● **Records for the exercise**
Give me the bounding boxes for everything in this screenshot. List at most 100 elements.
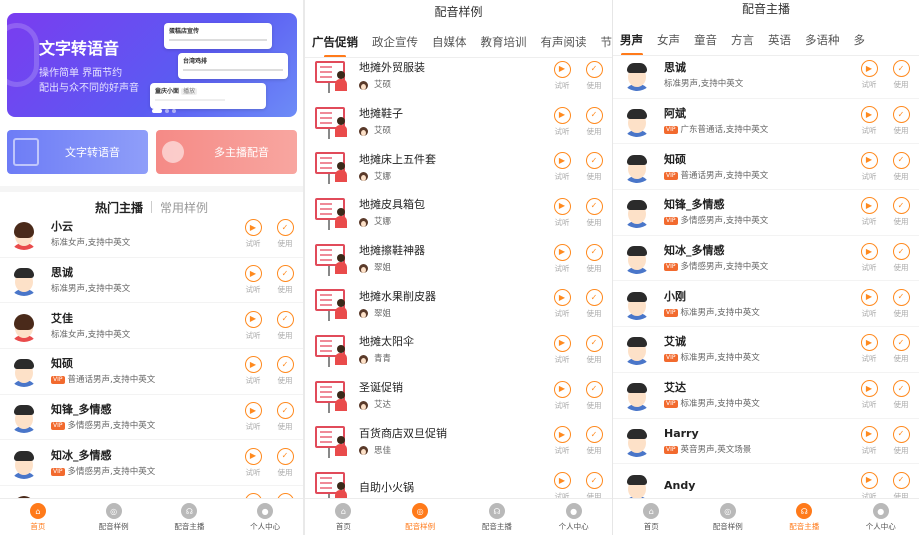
...
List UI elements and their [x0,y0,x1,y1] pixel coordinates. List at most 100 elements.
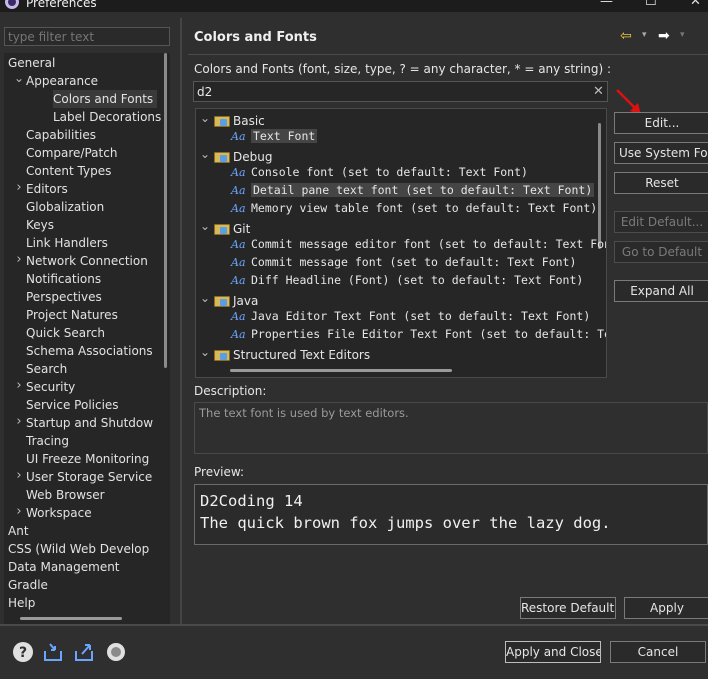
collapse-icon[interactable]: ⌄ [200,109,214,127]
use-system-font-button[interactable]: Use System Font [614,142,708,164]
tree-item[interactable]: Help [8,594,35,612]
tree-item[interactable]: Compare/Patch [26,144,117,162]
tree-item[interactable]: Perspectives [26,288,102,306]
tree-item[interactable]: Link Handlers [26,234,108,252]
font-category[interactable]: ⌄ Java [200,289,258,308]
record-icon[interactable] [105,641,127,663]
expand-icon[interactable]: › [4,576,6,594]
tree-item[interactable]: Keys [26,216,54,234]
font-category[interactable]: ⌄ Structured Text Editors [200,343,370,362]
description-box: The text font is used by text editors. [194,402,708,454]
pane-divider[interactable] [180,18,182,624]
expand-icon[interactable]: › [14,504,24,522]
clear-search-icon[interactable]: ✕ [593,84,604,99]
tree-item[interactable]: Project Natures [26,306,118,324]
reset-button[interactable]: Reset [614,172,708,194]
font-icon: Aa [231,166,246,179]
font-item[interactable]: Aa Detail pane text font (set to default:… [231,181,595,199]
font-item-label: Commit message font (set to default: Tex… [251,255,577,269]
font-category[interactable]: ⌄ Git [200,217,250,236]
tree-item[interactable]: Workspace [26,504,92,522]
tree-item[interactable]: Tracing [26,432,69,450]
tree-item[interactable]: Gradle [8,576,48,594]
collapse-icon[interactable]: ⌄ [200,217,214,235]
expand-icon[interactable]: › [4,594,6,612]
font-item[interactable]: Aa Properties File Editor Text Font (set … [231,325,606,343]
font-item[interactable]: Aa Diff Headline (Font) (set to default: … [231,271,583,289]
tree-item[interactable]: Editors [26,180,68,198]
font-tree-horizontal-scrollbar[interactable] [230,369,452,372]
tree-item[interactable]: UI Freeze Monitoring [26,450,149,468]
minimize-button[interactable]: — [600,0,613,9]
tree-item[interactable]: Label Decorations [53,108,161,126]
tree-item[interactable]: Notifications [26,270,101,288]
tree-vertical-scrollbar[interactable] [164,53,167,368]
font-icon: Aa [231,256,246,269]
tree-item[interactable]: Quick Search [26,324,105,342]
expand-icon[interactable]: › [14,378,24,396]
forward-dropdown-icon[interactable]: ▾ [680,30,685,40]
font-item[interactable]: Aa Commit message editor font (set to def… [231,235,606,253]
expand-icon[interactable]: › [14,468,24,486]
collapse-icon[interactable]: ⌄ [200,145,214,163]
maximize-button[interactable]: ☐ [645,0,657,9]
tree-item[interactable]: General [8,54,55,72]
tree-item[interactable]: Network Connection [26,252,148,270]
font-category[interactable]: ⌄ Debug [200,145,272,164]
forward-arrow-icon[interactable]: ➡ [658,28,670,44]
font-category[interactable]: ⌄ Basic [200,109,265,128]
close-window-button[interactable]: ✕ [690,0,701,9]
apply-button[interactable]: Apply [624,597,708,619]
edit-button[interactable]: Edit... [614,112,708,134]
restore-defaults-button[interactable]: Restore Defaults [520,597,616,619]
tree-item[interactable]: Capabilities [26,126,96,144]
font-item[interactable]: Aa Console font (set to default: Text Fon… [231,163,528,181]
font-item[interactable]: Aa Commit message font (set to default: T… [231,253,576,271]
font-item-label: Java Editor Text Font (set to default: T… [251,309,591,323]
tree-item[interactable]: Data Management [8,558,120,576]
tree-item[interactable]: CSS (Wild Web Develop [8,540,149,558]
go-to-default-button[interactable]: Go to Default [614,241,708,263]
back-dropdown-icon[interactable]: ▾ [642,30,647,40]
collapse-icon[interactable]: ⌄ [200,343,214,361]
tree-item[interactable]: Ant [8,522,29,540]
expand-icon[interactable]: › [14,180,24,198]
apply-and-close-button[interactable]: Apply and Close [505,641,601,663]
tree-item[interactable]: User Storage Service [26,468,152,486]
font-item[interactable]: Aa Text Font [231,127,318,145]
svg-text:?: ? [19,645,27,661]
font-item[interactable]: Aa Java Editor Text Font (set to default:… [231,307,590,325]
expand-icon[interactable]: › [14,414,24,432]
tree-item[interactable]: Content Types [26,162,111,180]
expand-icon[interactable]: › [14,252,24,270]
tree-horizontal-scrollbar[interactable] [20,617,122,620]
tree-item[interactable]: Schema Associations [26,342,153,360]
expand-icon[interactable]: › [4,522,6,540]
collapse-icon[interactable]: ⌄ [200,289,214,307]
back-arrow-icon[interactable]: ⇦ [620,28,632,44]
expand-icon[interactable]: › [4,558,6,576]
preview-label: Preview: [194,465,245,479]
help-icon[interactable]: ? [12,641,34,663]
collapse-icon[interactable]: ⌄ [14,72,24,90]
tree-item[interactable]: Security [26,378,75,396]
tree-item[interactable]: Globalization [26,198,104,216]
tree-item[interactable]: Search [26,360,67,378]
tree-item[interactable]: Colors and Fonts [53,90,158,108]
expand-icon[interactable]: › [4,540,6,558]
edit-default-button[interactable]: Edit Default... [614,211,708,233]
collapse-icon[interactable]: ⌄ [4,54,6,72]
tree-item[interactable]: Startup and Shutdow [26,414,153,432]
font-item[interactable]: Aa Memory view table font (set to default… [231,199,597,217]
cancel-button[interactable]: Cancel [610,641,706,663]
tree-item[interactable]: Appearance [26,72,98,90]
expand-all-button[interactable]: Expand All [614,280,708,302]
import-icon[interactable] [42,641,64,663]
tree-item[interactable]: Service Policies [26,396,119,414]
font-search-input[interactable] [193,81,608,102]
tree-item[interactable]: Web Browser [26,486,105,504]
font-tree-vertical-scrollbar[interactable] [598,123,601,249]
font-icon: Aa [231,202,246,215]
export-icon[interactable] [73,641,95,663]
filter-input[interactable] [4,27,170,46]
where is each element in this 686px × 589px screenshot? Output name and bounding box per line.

● **Given task**
Convert the material into a numbered list, beginning at the line that contains "List UI elements" and stopping after the line that contains "font-category[interactable]: ⌄ Git". Omit blank lines and leave the pictures out of the answer.

● **Answer**
1. List UI elements and their [x0,y0,x1,y1] pixel coordinates. List at most 100 elements.
2. collapse-icon[interactable]: ⌄ [200,109,214,127]
3. use-system-font-button[interactable]: Use System Font [614,142,708,164]
4. tree-item[interactable]: Help [8,594,35,612]
5. tree-item[interactable]: Compare/Patch [26,144,117,162]
6. tree-item[interactable]: Perspectives [26,288,102,306]
7. tree-item[interactable]: Link Handlers [26,234,108,252]
8. font-category[interactable]: ⌄ Java [200,289,258,308]
9. record-icon[interactable] [105,641,127,663]
10. expand-icon[interactable]: › [4,576,6,594]
11. tree-item[interactable]: Keys [26,216,54,234]
12. font-category[interactable]: ⌄ Structured Text Editors [200,343,370,362]
13. description-box: The text font is used by text editors. [194,402,708,454]
14. pane-divider[interactable] [180,18,182,624]
15. expand-icon[interactable]: › [14,504,24,522]
16. clear-search-icon[interactable]: ✕ [593,84,604,99]
17. tree-item[interactable]: Project Natures [26,306,118,324]
18. reset-button[interactable]: Reset [614,172,708,194]
19. font-icon: Aa [231,166,246,179]
20. font-item[interactable]: Aa Detail pane text font (set to default:… [231,181,595,199]
21. font-item-label: Commit message font (set to default: Tex… [251,255,577,269]
22. font-category[interactable]: ⌄ Git [200,217,250,236]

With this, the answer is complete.